Rows from a figure dataset
________

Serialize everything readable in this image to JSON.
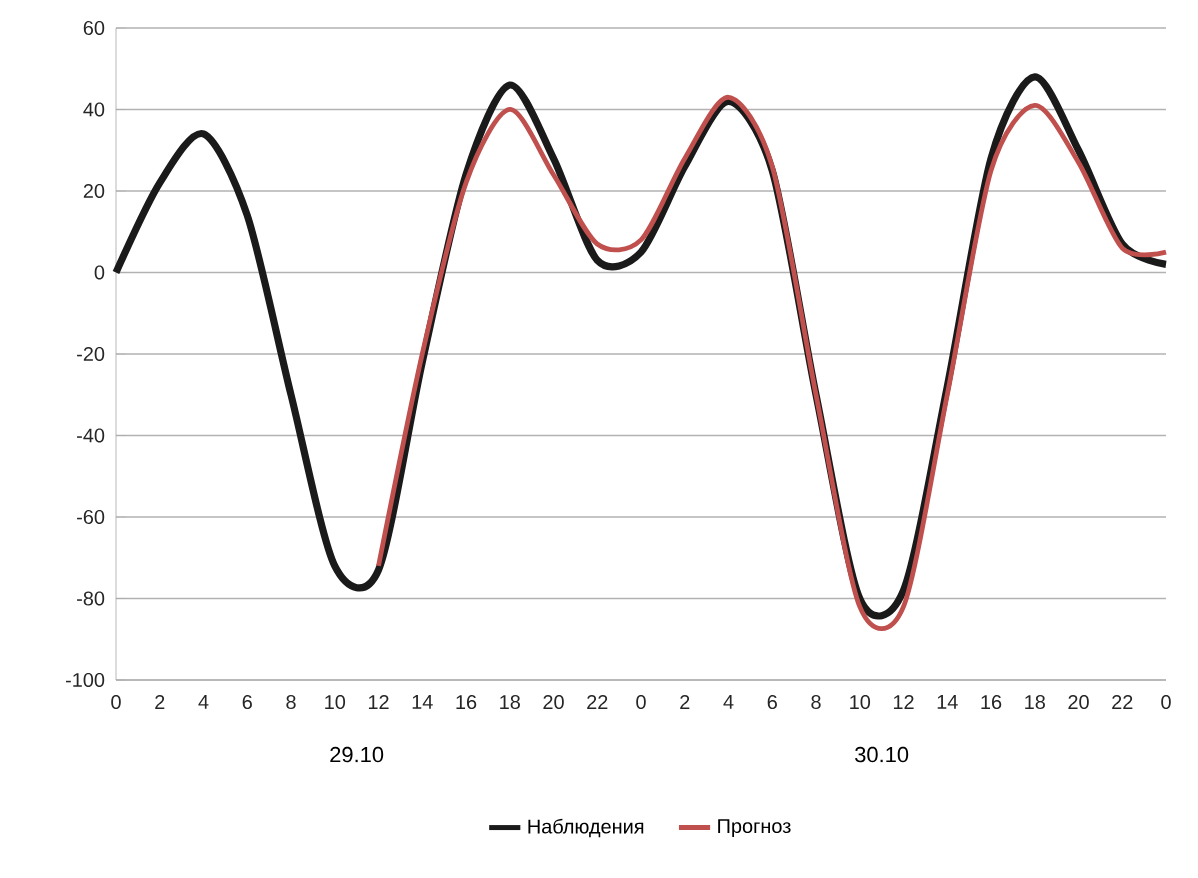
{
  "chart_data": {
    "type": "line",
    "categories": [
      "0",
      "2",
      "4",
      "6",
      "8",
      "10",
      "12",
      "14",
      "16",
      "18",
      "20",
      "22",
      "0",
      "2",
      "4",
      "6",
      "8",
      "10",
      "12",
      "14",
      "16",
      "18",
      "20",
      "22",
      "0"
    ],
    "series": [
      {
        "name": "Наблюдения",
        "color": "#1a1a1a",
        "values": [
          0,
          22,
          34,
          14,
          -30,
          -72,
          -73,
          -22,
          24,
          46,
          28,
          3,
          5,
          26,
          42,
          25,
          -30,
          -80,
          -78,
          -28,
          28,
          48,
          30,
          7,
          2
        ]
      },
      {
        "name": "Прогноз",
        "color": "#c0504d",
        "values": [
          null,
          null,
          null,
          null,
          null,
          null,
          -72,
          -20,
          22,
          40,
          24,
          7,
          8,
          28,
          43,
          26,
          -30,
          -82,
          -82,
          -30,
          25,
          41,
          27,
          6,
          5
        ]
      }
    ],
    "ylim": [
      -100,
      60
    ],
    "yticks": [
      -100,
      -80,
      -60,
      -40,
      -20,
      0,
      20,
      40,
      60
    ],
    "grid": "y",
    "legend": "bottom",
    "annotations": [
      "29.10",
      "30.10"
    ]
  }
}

________

◆ Problem to solve: All the material shown above is to be copied exactly, with no pictures carried over.

◆ Result of this task:
Serialize everything readable in this image to JSON.
{
  "chart_data": {
    "type": "line",
    "categories": [
      "0",
      "2",
      "4",
      "6",
      "8",
      "10",
      "12",
      "14",
      "16",
      "18",
      "20",
      "22",
      "0",
      "2",
      "4",
      "6",
      "8",
      "10",
      "12",
      "14",
      "16",
      "18",
      "20",
      "22",
      "0"
    ],
    "series": [
      {
        "name": "Наблюдения",
        "color": "#1a1a1a",
        "values": [
          0,
          22,
          34,
          14,
          -30,
          -72,
          -73,
          -22,
          24,
          46,
          28,
          3,
          5,
          26,
          42,
          25,
          -30,
          -80,
          -78,
          -28,
          28,
          48,
          30,
          7,
          2
        ]
      },
      {
        "name": "Прогноз",
        "color": "#c0504d",
        "values": [
          null,
          null,
          null,
          null,
          null,
          null,
          -72,
          -20,
          22,
          40,
          24,
          7,
          8,
          28,
          43,
          26,
          -30,
          -82,
          -82,
          -30,
          25,
          41,
          27,
          6,
          5
        ]
      }
    ],
    "ylim": [
      -100,
      60
    ],
    "yticks": [
      -100,
      -80,
      -60,
      -40,
      -20,
      0,
      20,
      40,
      60
    ],
    "grid": "y",
    "legend": "bottom",
    "annotations": [
      "29.10",
      "30.10"
    ]
  }
}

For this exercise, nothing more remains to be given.